TASK DESCRIPTION
Go through the data below. Pull out every line that has the word "registros".

Data entries

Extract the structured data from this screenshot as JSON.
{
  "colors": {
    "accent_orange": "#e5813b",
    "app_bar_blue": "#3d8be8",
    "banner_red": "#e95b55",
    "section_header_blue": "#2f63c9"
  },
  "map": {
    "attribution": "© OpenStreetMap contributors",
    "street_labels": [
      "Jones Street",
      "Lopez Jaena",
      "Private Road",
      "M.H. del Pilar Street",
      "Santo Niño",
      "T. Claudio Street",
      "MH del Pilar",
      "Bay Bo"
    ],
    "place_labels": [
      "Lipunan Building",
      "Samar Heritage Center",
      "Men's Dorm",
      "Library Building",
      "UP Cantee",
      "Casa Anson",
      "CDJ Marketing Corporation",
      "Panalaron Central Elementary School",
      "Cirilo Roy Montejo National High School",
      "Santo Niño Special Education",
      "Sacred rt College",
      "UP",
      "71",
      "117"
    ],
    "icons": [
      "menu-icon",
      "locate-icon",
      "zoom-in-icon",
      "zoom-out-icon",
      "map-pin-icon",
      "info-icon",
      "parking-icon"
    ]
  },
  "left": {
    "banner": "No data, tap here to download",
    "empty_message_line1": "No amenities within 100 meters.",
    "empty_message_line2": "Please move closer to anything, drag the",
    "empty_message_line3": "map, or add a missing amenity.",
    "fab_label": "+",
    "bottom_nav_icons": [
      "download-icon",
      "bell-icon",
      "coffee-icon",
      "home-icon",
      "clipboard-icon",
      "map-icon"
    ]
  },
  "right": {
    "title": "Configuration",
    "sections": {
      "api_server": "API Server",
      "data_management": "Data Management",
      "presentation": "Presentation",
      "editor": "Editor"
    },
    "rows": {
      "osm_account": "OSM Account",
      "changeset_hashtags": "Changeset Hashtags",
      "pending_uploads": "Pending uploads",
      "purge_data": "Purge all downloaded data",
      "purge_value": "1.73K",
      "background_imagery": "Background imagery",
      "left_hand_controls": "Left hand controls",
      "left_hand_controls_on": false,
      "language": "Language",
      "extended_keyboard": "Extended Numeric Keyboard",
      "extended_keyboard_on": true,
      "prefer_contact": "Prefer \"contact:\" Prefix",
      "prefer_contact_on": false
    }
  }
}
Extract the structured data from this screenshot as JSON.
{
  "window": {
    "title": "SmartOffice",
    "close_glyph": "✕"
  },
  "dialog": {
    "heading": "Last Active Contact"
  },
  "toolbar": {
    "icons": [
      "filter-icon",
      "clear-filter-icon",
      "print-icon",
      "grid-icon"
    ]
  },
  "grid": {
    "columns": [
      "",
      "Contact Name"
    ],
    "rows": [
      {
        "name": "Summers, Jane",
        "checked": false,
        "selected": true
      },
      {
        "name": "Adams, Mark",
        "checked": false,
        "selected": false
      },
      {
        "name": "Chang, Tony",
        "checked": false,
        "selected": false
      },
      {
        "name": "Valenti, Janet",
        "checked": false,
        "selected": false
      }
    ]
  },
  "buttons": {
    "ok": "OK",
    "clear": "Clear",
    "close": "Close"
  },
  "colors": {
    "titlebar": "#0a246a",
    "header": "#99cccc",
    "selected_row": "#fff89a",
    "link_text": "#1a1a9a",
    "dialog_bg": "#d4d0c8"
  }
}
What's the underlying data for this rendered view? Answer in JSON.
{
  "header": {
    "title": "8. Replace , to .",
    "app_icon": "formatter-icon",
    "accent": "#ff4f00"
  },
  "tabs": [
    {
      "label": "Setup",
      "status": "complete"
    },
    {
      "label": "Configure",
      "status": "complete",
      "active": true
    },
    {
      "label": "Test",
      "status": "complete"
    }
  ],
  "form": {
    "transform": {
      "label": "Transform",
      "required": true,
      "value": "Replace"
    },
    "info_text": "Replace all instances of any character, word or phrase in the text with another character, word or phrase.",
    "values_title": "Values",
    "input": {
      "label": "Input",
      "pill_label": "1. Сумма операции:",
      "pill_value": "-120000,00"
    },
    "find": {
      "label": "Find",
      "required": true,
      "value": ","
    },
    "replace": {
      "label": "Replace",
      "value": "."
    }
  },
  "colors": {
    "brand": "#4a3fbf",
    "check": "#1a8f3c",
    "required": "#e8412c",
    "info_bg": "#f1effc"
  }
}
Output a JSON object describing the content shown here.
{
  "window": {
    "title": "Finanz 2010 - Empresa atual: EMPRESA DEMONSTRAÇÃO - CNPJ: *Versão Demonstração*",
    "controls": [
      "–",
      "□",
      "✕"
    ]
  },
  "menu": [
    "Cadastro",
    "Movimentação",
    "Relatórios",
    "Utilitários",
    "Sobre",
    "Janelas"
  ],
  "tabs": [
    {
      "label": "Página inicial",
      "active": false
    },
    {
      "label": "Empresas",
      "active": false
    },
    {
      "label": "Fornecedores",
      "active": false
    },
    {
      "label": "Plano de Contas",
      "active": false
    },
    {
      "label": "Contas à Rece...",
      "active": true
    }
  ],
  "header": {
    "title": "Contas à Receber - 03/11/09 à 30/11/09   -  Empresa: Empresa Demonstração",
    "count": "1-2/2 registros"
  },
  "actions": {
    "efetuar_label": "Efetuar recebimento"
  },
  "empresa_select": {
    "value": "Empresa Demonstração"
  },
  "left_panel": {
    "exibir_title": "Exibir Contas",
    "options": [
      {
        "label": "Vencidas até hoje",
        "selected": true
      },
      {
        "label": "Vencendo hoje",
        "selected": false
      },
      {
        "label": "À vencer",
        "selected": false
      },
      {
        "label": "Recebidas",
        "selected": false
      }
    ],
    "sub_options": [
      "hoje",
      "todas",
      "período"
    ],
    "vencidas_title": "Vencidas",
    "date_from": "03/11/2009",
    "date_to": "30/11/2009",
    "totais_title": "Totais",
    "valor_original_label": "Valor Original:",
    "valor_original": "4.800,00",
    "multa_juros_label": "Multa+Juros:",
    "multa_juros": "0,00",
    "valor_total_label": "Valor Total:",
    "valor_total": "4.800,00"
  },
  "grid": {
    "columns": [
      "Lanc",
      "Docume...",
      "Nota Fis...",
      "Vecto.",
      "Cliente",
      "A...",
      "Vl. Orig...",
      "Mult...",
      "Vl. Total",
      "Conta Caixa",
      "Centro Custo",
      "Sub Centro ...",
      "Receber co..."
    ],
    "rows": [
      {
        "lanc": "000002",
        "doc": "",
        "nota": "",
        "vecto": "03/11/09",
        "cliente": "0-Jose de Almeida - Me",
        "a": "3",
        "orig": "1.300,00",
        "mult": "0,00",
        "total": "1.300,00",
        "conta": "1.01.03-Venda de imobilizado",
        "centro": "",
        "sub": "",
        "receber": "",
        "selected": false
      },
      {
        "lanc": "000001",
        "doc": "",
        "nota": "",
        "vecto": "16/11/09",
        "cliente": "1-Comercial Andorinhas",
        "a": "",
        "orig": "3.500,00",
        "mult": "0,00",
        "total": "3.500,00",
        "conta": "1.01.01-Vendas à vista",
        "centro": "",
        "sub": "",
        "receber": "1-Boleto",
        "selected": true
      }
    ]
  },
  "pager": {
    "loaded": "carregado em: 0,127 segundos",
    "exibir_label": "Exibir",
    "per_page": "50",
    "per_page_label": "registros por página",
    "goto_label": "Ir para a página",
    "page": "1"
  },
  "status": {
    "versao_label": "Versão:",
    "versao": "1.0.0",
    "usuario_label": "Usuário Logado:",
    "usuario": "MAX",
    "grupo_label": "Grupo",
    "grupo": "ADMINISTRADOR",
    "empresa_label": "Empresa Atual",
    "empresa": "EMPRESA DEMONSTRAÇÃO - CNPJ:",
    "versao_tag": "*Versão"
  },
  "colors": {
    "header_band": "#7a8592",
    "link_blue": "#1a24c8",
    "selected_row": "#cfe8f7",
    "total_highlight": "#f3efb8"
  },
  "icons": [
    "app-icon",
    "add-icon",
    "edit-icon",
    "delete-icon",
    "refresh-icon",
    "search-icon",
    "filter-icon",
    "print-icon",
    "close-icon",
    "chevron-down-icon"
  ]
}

TASK SOLUTION
    "count": "1-2/2 registros"
    "per_page_label": "registros por página",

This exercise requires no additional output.